SHORT TASK: Could you give the data below again, exactly and completely?
*** SOURCE DATA ***
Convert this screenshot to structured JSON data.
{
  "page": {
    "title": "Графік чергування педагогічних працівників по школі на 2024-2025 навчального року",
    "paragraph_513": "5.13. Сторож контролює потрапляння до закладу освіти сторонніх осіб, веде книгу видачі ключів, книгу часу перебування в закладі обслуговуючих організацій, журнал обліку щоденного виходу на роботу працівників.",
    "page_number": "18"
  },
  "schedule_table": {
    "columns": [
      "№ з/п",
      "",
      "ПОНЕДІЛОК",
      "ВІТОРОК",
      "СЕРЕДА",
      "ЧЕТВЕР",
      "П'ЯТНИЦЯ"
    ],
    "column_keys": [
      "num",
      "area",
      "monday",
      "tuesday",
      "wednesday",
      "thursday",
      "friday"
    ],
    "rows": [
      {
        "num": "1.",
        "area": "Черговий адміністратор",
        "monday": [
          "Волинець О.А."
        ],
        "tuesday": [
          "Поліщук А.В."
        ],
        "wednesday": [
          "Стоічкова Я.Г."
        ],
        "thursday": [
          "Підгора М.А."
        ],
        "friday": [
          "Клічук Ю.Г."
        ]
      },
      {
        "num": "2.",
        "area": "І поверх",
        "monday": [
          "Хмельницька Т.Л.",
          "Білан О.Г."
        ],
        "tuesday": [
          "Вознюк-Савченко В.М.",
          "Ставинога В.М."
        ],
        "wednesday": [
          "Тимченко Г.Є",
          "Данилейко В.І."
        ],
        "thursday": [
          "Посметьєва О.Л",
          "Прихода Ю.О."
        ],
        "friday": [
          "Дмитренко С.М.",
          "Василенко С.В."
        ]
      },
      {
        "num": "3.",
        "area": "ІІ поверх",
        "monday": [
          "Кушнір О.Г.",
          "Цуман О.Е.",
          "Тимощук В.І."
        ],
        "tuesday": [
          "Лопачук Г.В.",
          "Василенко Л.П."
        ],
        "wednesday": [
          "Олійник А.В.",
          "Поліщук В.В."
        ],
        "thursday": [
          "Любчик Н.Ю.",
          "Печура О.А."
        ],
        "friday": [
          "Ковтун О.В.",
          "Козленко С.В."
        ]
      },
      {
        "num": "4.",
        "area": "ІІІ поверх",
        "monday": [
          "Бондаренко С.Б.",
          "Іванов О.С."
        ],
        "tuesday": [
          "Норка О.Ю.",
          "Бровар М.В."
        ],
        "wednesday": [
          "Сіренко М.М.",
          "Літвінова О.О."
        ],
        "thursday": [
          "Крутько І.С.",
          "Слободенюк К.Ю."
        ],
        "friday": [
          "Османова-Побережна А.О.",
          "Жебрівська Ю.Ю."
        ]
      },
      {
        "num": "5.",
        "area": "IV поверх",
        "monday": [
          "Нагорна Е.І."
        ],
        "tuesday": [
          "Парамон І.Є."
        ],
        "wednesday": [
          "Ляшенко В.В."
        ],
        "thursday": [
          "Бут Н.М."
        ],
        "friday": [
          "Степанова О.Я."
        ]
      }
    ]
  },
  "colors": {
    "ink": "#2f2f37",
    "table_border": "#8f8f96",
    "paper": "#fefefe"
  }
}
***
RESULT OF THIS TASK:
Convert this screenshot to structured JSON data.
{
  "page": {
    "title": "Графік чергування педагогічних працівників по школі на 2024-2025 навчального року",
    "paragraph_513": "5.13. Сторож контролює потрапляння до закладу освіти сторонніх осіб, веде книгу видачі ключів, книгу часу перебування в закладі обслуговуючих організацій, журнал обліку щоденного виходу на роботу працівників.",
    "page_number": "18"
  },
  "schedule_table": {
    "columns": [
      "№ з/п",
      "",
      "ПОНЕДІЛОК",
      "ВІТОРОК",
      "СЕРЕДА",
      "ЧЕТВЕР",
      "П'ЯТНИЦЯ"
    ],
    "column_keys": [
      "num",
      "area",
      "monday",
      "tuesday",
      "wednesday",
      "thursday",
      "friday"
    ],
    "rows": [
      {
        "num": "1.",
        "area": "Черговий адміністратор",
        "monday": [
          "Волинець О.А."
        ],
        "tuesday": [
          "Поліщук А.В."
        ],
        "wednesday": [
          "Стоічкова Я.Г."
        ],
        "thursday": [
          "Підгора М.А."
        ],
        "friday": [
          "Клічук Ю.Г."
        ]
      },
      {
        "num": "2.",
        "area": "І поверх",
        "monday": [
          "Хмельницька Т.Л.",
          "Білан О.Г."
        ],
        "tuesday": [
          "Вознюк-Савченко В.М.",
          "Ставинога В.М."
        ],
        "wednesday": [
          "Тимченко Г.Є",
          "Данилейко В.І."
        ],
        "thursday": [
          "Посметьєва О.Л",
          "Прихода Ю.О."
        ],
        "friday": [
          "Дмитренко С.М.",
          "Василенко С.В."
        ]
      },
      {
        "num": "3.",
        "area": "ІІ поверх",
        "monday": [
          "Кушнір О.Г.",
          "Цуман О.Е.",
          "Тимощук В.І."
        ],
        "tuesday": [
          "Лопачук Г.В.",
          "Василенко Л.П."
        ],
        "wednesday": [
          "Олійник А.В.",
          "Поліщук В.В."
        ],
        "thursday": [
          "Любчик Н.Ю.",
          "Печура О.А."
        ],
        "friday": [
          "Ковтун О.В.",
          "Козленко С.В."
        ]
      },
      {
        "num": "4.",
        "area": "ІІІ поверх",
        "monday": [
          "Бондаренко С.Б.",
          "Іванов О.С."
        ],
        "tuesday": [
          "Норка О.Ю.",
          "Бровар М.В."
        ],
        "wednesday": [
          "Сіренко М.М.",
          "Літвінова О.О."
        ],
        "thursday": [
          "Крутько І.С.",
          "Слободенюк К.Ю."
        ],
        "friday": [
          "Османова-Побережна А.О.",
          "Жебрівська Ю.Ю."
        ]
      },
      {
        "num": "5.",
        "area": "IV поверх",
        "monday": [
          "Нагорна Е.І."
        ],
        "tuesday": [
          "Парамон І.Є."
        ],
        "wednesday": [
          "Ляшенко В.В."
        ],
        "thursday": [
          "Бут Н.М."
        ],
        "friday": [
          "Степанова О.Я."
        ]
      }
    ]
  },
  "colors": {
    "ink": "#2f2f37",
    "table_border": "#8f8f96",
    "paper": "#fefefe"
  }
}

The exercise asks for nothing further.